GOAL:
Filter the data below for the string "said" and copy each matching line.

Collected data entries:
*****

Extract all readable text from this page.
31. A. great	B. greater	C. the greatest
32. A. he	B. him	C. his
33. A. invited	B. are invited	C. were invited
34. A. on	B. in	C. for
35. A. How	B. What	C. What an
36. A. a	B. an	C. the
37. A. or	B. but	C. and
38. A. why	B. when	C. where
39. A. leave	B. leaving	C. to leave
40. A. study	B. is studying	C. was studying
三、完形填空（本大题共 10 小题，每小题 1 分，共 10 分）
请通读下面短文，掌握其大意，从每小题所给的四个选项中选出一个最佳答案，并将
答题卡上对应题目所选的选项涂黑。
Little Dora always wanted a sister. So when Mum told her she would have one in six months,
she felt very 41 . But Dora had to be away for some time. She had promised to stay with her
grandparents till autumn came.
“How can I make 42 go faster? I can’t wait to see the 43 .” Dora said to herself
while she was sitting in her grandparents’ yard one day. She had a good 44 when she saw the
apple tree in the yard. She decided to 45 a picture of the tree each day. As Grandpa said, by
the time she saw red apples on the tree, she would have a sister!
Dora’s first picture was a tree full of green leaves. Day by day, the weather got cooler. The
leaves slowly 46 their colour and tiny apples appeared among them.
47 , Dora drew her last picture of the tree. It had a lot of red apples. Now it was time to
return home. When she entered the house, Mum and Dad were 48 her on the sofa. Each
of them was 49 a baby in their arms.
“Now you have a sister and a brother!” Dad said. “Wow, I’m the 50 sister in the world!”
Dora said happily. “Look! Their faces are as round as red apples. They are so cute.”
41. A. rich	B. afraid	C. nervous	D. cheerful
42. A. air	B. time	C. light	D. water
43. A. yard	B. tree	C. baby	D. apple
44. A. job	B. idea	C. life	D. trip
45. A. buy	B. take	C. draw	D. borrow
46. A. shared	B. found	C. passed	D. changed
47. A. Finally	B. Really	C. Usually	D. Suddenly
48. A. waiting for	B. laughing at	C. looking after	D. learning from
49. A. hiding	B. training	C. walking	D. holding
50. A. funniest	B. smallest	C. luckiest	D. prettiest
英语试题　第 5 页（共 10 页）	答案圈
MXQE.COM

*****

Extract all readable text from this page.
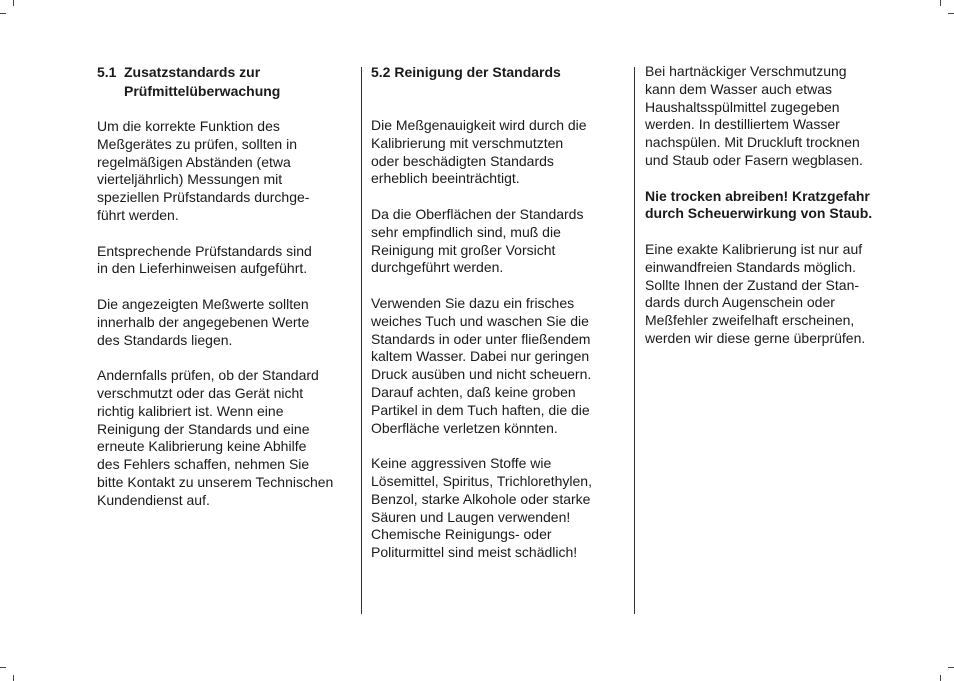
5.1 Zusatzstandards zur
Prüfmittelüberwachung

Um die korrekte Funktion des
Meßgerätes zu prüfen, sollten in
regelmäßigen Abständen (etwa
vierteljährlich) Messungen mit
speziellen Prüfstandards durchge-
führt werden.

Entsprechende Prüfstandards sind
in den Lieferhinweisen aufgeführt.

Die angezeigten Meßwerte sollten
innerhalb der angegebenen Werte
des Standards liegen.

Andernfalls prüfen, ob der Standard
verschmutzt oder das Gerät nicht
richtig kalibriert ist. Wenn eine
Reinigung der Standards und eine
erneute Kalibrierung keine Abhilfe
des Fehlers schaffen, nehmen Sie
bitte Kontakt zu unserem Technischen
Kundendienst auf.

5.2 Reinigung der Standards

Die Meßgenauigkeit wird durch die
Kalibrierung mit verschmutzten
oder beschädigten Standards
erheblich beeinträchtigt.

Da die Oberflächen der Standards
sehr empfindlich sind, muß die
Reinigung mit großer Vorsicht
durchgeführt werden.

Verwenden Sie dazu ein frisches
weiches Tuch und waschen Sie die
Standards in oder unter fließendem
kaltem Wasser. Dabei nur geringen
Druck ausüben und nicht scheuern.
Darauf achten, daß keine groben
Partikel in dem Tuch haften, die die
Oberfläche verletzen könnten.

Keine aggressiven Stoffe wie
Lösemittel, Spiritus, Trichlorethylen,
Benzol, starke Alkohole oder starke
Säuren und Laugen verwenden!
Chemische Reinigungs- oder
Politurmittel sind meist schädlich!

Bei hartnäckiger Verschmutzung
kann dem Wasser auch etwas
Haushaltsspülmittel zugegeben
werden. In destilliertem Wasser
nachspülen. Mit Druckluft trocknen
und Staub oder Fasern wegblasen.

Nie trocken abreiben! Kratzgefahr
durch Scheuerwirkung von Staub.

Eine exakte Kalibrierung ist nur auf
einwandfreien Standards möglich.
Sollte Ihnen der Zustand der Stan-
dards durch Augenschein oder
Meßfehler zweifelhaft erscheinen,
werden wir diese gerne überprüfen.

*****

WRITTEN SOLUTION:
“How can I make 42 go faster? I can’t wait to see the 43 .” Dora said to herself
apple tree in the yard. She decided to 45 a picture of the tree each day. As Grandpa said, by
“Now you have a sister and a brother!” Dad said. “Wow, I’m the 50 sister in the world!”
Dora said happily. “Look! Their faces are as round as red apples. They are so cute.”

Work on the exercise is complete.